> Task prompt
Check each line for the string "命令参数" and give only the count of lines that have it.

# # # # #

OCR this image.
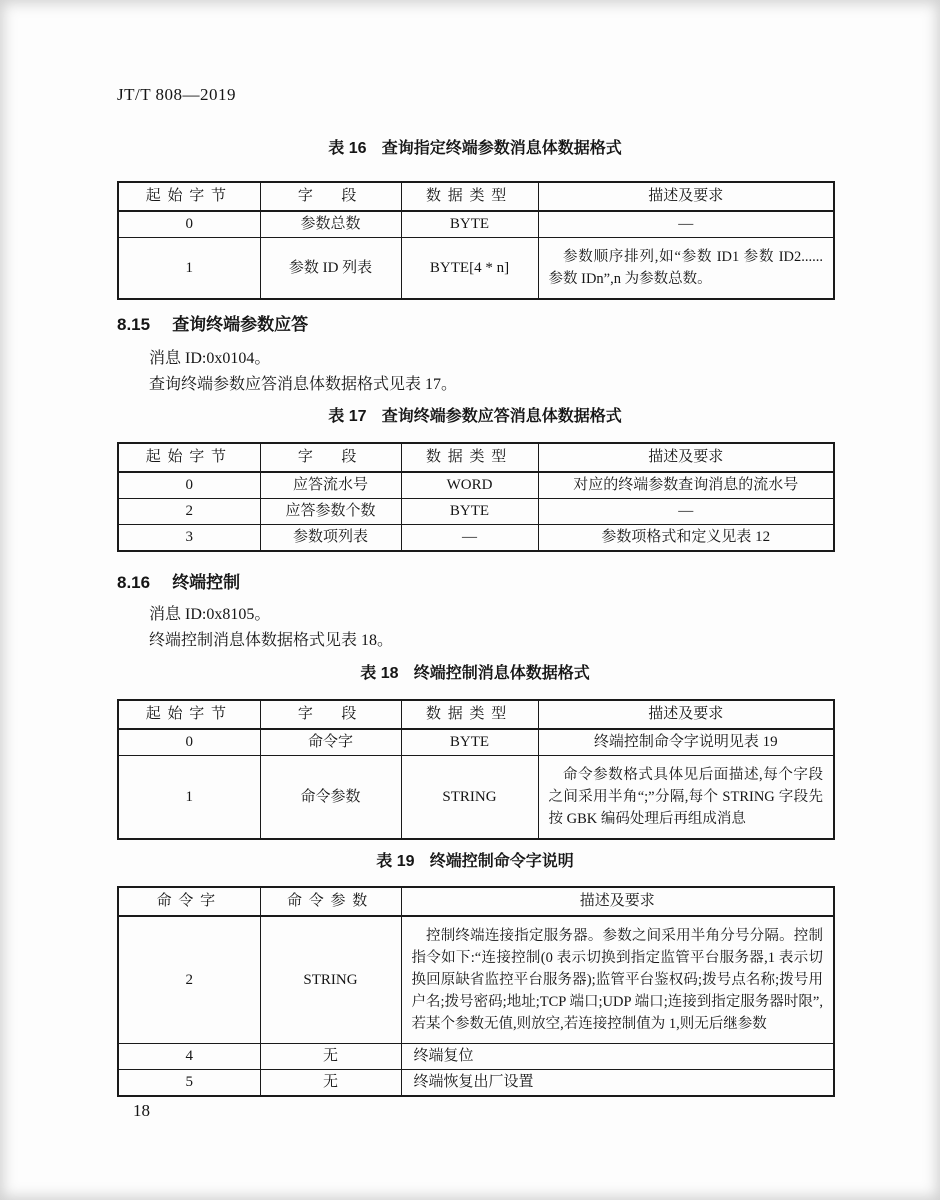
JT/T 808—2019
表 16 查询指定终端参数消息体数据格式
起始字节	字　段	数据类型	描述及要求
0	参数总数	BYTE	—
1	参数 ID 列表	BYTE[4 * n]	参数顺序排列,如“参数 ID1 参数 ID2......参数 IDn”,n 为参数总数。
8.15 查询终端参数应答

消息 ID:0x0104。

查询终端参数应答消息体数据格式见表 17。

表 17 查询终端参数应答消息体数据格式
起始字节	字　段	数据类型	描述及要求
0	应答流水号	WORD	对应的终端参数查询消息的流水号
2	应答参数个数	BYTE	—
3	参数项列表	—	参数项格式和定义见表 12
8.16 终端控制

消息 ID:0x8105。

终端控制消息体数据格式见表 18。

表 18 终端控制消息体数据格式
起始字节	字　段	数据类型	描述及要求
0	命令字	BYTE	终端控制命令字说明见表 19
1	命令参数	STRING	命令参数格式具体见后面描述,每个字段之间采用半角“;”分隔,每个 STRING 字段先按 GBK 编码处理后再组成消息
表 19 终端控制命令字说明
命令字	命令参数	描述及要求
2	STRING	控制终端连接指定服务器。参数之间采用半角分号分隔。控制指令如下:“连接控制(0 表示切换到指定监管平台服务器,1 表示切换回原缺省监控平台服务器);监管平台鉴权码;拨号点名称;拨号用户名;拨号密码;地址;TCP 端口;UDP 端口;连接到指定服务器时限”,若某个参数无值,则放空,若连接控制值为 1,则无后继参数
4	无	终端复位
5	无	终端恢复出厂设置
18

# # # # #

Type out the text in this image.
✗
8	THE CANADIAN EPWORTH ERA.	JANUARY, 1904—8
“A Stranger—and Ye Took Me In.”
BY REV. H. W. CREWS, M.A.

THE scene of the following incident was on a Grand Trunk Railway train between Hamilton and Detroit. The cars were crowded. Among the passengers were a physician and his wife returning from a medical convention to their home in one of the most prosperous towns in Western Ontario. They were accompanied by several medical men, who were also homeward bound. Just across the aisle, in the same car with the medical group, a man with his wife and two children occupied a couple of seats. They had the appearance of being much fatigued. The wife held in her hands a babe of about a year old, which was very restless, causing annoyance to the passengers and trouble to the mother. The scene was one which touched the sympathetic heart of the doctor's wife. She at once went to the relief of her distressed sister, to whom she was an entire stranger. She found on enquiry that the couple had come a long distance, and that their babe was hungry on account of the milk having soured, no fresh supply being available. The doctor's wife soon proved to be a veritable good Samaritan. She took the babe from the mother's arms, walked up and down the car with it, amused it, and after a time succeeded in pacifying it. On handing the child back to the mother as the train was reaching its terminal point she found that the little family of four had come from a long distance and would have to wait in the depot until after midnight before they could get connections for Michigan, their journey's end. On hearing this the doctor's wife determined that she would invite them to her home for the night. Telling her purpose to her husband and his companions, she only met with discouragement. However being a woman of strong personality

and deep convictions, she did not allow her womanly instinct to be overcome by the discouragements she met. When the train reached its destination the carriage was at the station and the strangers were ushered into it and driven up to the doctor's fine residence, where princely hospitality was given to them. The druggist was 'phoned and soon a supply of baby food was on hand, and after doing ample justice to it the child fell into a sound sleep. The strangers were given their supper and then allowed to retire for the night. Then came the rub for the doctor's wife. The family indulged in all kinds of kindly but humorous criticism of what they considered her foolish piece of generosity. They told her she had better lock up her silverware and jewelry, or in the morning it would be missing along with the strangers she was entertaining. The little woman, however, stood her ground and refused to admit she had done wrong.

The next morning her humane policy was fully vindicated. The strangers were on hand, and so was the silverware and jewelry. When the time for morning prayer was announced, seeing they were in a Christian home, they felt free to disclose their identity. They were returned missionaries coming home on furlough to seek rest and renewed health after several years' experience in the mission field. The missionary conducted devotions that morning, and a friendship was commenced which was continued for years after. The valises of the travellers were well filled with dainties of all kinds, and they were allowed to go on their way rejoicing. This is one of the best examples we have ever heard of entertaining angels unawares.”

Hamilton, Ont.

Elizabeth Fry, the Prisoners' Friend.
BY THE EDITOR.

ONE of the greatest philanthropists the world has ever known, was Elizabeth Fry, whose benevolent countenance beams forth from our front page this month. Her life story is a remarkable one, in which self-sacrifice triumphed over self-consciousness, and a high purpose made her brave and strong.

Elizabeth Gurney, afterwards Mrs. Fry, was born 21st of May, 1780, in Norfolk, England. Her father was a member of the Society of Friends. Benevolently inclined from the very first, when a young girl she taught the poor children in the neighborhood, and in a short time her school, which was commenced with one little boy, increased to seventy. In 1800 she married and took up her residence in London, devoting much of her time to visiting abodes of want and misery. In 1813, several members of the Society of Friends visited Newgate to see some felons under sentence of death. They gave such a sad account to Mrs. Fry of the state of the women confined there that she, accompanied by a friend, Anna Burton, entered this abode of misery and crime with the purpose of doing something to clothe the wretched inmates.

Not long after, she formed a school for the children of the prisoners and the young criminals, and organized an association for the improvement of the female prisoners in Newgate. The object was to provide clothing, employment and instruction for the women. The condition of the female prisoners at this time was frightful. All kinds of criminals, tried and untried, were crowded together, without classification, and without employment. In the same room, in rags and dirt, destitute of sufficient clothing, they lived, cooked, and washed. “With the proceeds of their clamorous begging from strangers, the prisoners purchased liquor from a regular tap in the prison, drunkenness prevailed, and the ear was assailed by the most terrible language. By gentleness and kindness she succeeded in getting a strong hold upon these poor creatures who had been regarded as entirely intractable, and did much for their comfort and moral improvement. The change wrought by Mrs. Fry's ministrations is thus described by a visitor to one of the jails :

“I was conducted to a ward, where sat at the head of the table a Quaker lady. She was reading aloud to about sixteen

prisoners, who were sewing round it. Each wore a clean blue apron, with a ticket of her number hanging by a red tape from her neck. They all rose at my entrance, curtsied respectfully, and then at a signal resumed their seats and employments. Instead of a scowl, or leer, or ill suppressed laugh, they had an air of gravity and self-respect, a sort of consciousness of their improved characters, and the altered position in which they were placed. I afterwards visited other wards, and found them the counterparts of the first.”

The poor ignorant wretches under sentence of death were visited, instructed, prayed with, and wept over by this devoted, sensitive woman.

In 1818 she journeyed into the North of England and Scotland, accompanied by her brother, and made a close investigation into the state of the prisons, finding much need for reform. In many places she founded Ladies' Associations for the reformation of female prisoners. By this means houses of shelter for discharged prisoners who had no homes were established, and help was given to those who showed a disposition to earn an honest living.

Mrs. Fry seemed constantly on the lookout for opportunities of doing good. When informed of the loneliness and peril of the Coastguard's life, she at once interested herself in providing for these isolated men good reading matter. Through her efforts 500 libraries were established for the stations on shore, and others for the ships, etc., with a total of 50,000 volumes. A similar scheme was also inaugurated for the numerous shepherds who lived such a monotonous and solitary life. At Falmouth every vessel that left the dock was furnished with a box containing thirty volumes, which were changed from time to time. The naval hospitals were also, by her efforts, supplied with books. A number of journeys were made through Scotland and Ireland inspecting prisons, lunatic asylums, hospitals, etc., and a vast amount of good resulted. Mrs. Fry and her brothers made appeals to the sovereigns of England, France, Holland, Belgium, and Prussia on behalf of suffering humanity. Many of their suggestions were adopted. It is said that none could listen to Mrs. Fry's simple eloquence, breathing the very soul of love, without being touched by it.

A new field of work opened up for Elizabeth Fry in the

# # # # #

> Output
2